* Available data:
══════════════════════════════

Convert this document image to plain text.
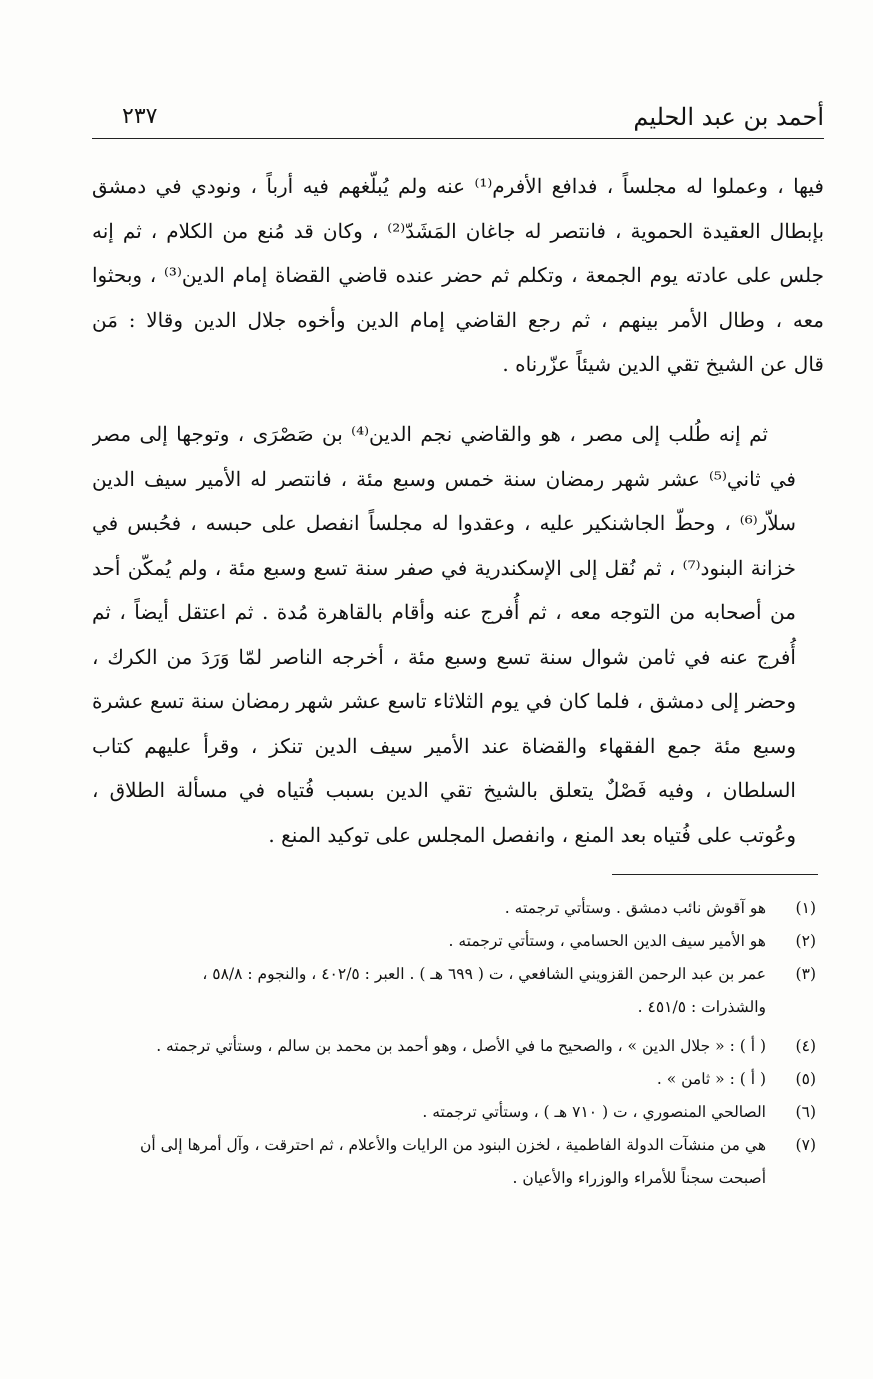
أحمد بن عبد الحليم
٢٣٧
فيها ، وعملوا له مجلساً ، فدافع الأفرم⁽¹⁾ عنه ولم يُبلّغهم فيه أرباً ، ونودي في دمشق
بإبطال العقيدة الحموية ، فانتصر له جاغان المَشَدّ⁽²⁾ ، وكان قد مُنع من الكلام ، ثم إنه
جلس على عادته يوم الجمعة ، وتكلم ثم حضر عنده قاضي القضاة إمام الدين⁽³⁾ ، وبحثوا
معه ، وطال الأمر بينهم ، ثم رجع القاضي إمام الدين وأخوه جلال الدين وقالا : مَن
قال عن الشيخ تقي الدين شيئاً عزّرناه .
ثم إنه طُلب إلى مصر ، هو والقاضي نجم الدين⁽⁴⁾ بن صَصْرَى ، وتوجها إلى مصر
في ثاني⁽⁵⁾ عشر شهر رمضان سنة خمس وسبع مئة ، فانتصر له الأمير سيف الدين
سلاّر⁽⁶⁾ ، وحطّ الجاشنكير عليه ، وعقدوا له مجلساً انفصل على حبسه ، فحُبس في
خزانة البنود⁽⁷⁾ ، ثم نُقل إلى الإسكندرية في صفر سنة تسع وسبع مئة ، ولم يُمكّن أحد
من أصحابه من التوجه معه ، ثم أُفرج عنه وأقام بالقاهرة مُدة . ثم اعتقل أيضاً ، ثم
أُفرج عنه في ثامن شوال سنة تسع وسبع مئة ، أخرجه الناصر لمّا وَرَدَ من الكرك ،
وحضر إلى دمشق ، فلما كان في يوم الثلاثاء تاسع عشر شهر رمضان سنة تسع عشرة
وسبع مئة جمع الفقهاء والقضاة عند الأمير سيف الدين تنكز ، وقرأ عليهم كتاب
السلطان ، وفيه فَصْلٌ يتعلق بالشيخ تقي الدين بسبب فُتياه في مسألة الطلاق ،
وعُوتب على فُتياه بعد المنع ، وانفصل المجلس على توكيد المنع .
(١)
هو آقوش نائب دمشق . وستأتي ترجمته .
(٢)
هو الأمير سيف الدين الحسامي ، وستأتي ترجمته .
(٣)
عمر بن عبد الرحمن القزويني الشافعي ، ت ( ٦٩٩ هـ ) . العبر : ٤٠٢/٥ ، والنجوم : ٥٨/٨ ،
والشذرات : ٤٥١/٥ .
(٤)
( أ ) : « جلال الدين » ، والصحيح ما في الأصل ، وهو أحمد بن محمد بن سالم ، وستأتي ترجمته .
(٥)
( أ ) : « ثامن » .
(٦)
الصالحي المنصوري ، ت ( ٧١٠ هـ ) ، وستأتي ترجمته .
(٧)
هي من منشآت الدولة الفاطمية ، لخزن البنود من الرايات والأعلام ، ثم احترقت ، وآل أمرها إلى أن
أصبحت سجناً للأمراء والوزراء والأعيان .
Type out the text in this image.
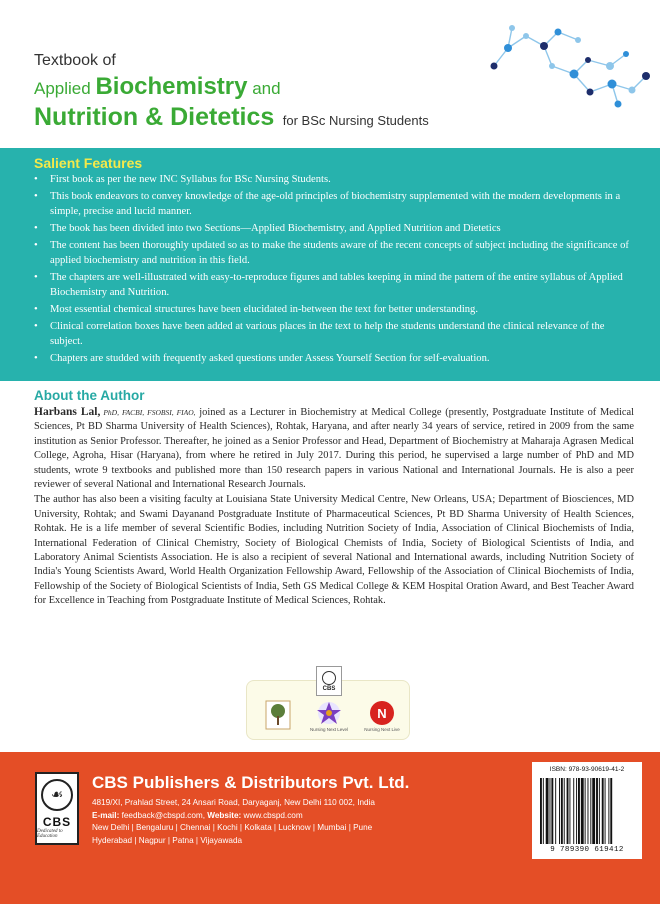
Textbook of
Applied Biochemistry and
Nutrition & Dietetics for BSc Nursing Students
Salient Features
• First book as per the new INC Syllabus for BSc Nursing Students.
• This book endeavors to convey knowledge of the age-old principles of biochemistry supplemented with the modern developments in a simple, precise and lucid manner.
• The book has been divided into two Sections—Applied Biochemistry, and Applied Nutrition and Dietetics
• The content has been thoroughly updated so as to make the students aware of the recent concepts of subject including the significance of applied biochemistry and nutrition in this field.
• The chapters are well-illustrated with easy-to-reproduce figures and tables keeping in mind the pattern of the entire syllabus of Applied Biochemistry and Nutrition.
• Most essential chemical structures have been elucidated in-between the text for better understanding.
• Clinical correlation boxes have been added at various places in the text to help the students understand the clinical relevance of the subject.
• Chapters are studded with frequently asked questions under Assess Yourself Section for self-evaluation.
About the Author

Harbans Lal, PhD, FACBI, FSOBSI, FIAO, joined as a Lecturer in Biochemistry at Medical College (presently, Postgraduate Institute of Medical Sciences, Pt BD Sharma University of Health Sciences), Rohtak, Haryana, and after nearly 34 years of service, retired in 2009 from the same institution as Senior Professor. Thereafter, he joined as a Senior Professor and Head, Department of Biochemistry at Maharaja Agrasen Medical College, Agroha, Hisar (Haryana), from where he retired in July 2017. During this period, he supervised a large number of PhD and MD students, wrote 9 textbooks and published more than 150 research papers in various National and International Journals. He is also a peer reviewer of several National and International Research Journals.

The author has also been a visiting faculty at Louisiana State University Medical Centre, New Orleans, USA; Department of Biosciences, MD University, Rohtak; and Swami Dayanand Postgraduate Institute of Pharmaceutical Sciences, Pt BD Sharma University of Health Sciences, Rohtak. He is a life member of several Scientific Bodies, including Nutrition Society of India, Association of Clinical Biochemists of India, International Federation of Clinical Chemistry, Society of Biological Chemists of India, Society of Biological Scientists of India, and Laboratory Animal Scientists Association. He is also a recipient of several National and International awards, including Nutrition Society of India's Young Scientists Award, World Health Organization Fellowship Award, Fellowship of the Association of Clinical Biochemists of India, Fellowship of the Society of Biological Scientists of India, Seth GS Medical College & KEM Hospital Oration Award, and Best Teacher Award for Excellence in Teaching from Postgraduate Institute of Medical Sciences, Rohtak.

CBS
Nursing Next Level
N
Nursing Next Live
☙
CBS
Dedicated to Education
CBS Publishers & Distributors Pvt. Ltd.
4819/XI, Prahlad Street, 24 Ansari Road, Daryaganj, New Delhi 110 002, India
E-mail: feedback@cbspd.com, Website: www.cbspd.com
New Delhi | Bengaluru | Chennai | Kochi | Kolkata | Lucknow | Mumbai | Pune
Hyderabad | Nagpur | Patna | Vijayawada
ISBN: 978-93-90619-41-2
9 789390 619412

══════════════════════════════

* Written instruction: Transcribe the whole listing, character for character, but not its images.

* Problem solution:
Convert this document image to plain text.
أحمد بن عبد الحليم
٢٣٧
فيها ، وعملوا له مجلساً ، فدافع الأفرم⁽¹⁾ عنه ولم يُبلّغهم فيه أرباً ، ونودي في دمشق
بإبطال العقيدة الحموية ، فانتصر له جاغان المَشَدّ⁽²⁾ ، وكان قد مُنع من الكلام ، ثم إنه
جلس على عادته يوم الجمعة ، وتكلم ثم حضر عنده قاضي القضاة إمام الدين⁽³⁾ ، وبحثوا
معه ، وطال الأمر بينهم ، ثم رجع القاضي إمام الدين وأخوه جلال الدين وقالا : مَن
قال عن الشيخ تقي الدين شيئاً عزّرناه .
ثم إنه طُلب إلى مصر ، هو والقاضي نجم الدين⁽⁴⁾ بن صَصْرَى ، وتوجها إلى مصر
في ثاني⁽⁵⁾ عشر شهر رمضان سنة خمس وسبع مئة ، فانتصر له الأمير سيف الدين
سلاّر⁽⁶⁾ ، وحطّ الجاشنكير عليه ، وعقدوا له مجلساً انفصل على حبسه ، فحُبس في
خزانة البنود⁽⁷⁾ ، ثم نُقل إلى الإسكندرية في صفر سنة تسع وسبع مئة ، ولم يُمكّن أحد
من أصحابه من التوجه معه ، ثم أُفرج عنه وأقام بالقاهرة مُدة . ثم اعتقل أيضاً ، ثم
أُفرج عنه في ثامن شوال سنة تسع وسبع مئة ، أخرجه الناصر لمّا وَرَدَ من الكرك ،
وحضر إلى دمشق ، فلما كان في يوم الثلاثاء تاسع عشر شهر رمضان سنة تسع عشرة
وسبع مئة جمع الفقهاء والقضاة عند الأمير سيف الدين تنكز ، وقرأ عليهم كتاب
السلطان ، وفيه فَصْلٌ يتعلق بالشيخ تقي الدين بسبب فُتياه في مسألة الطلاق ،
وعُوتب على فُتياه بعد المنع ، وانفصل المجلس على توكيد المنع .
(١)
هو آقوش نائب دمشق . وستأتي ترجمته .
(٢)
هو الأمير سيف الدين الحسامي ، وستأتي ترجمته .
(٣)
عمر بن عبد الرحمن القزويني الشافعي ، ت ( ٦٩٩ هـ ) . العبر : ٤٠٢/٥ ، والنجوم : ٥٨/٨ ،
والشذرات : ٤٥١/٥ .
(٤)
( أ ) : « جلال الدين » ، والصحيح ما في الأصل ، وهو أحمد بن محمد بن سالم ، وستأتي ترجمته .
(٥)
( أ ) : « ثامن » .
(٦)
الصالحي المنصوري ، ت ( ٧١٠ هـ ) ، وستأتي ترجمته .
(٧)
هي من منشآت الدولة الفاطمية ، لخزن البنود من الرايات والأعلام ، ثم احترقت ، وآل أمرها إلى أن
أصبحت سجناً للأمراء والوزراء والأعيان .
Type out the text in this image.
Textbook of
Applied Biochemistry and
Nutrition & Dietetics for BSc Nursing Students
Salient Features
• First book as per the new INC Syllabus for BSc Nursing Students.
• This book endeavors to convey knowledge of the age-old principles of biochemistry supplemented with the modern developments in a simple, precise and lucid manner.
• The book has been divided into two Sections—Applied Biochemistry, and Applied Nutrition and Dietetics
• The content has been thoroughly updated so as to make the students aware of the recent concepts of subject including the significance of applied biochemistry and nutrition in this field.
• The chapters are well-illustrated with easy-to-reproduce figures and tables keeping in mind the pattern of the entire syllabus of Applied Biochemistry and Nutrition.
• Most essential chemical structures have been elucidated in-between the text for better understanding.
• Clinical correlation boxes have been added at various places in the text to help the students understand the clinical relevance of the subject.
• Chapters are studded with frequently asked questions under Assess Yourself Section for self-evaluation.
About the Author

Harbans Lal, PhD, FACBI, FSOBSI, FIAO, joined as a Lecturer in Biochemistry at Medical College (presently, Postgraduate Institute of Medical Sciences, Pt BD Sharma University of Health Sciences), Rohtak, Haryana, and after nearly 34 years of service, retired in 2009 from the same institution as Senior Professor. Thereafter, he joined as a Senior Professor and Head, Department of Biochemistry at Maharaja Agrasen Medical College, Agroha, Hisar (Haryana), from where he retired in July 2017. During this period, he supervised a large number of PhD and MD students, wrote 9 textbooks and published more than 150 research papers in various National and International Journals. He is also a peer reviewer of several National and International Research Journals.

The author has also been a visiting faculty at Louisiana State University Medical Centre, New Orleans, USA; Department of Biosciences, MD University, Rohtak; and Swami Dayanand Postgraduate Institute of Pharmaceutical Sciences, Pt BD Sharma University of Health Sciences, Rohtak. He is a life member of several Scientific Bodies, including Nutrition Society of India, Association of Clinical Biochemists of India, International Federation of Clinical Chemistry, Society of Biological Chemists of India, Society of Biological Scientists of India, and Laboratory Animal Scientists Association. He is also a recipient of several National and International awards, including Nutrition Society of India's Young Scientists Award, World Health Organization Fellowship Award, Fellowship of the Association of Clinical Biochemists of India, Fellowship of the Society of Biological Scientists of India, Seth GS Medical College & KEM Hospital Oration Award, and Best Teacher Award for Excellence in Teaching from Postgraduate Institute of Medical Sciences, Rohtak.

CBS
Nursing Next Level
N
Nursing Next Live
☙
CBS
Dedicated to Education
CBS Publishers & Distributors Pvt. Ltd.
4819/XI, Prahlad Street, 24 Ansari Road, Daryaganj, New Delhi 110 002, India
E-mail: feedback@cbspd.com, Website: www.cbspd.com
New Delhi | Bengaluru | Chennai | Kochi | Kolkata | Lucknow | Mumbai | Pune
Hyderabad | Nagpur | Patna | Vijayawada
ISBN: 978-93-90619-41-2
9 789390 619412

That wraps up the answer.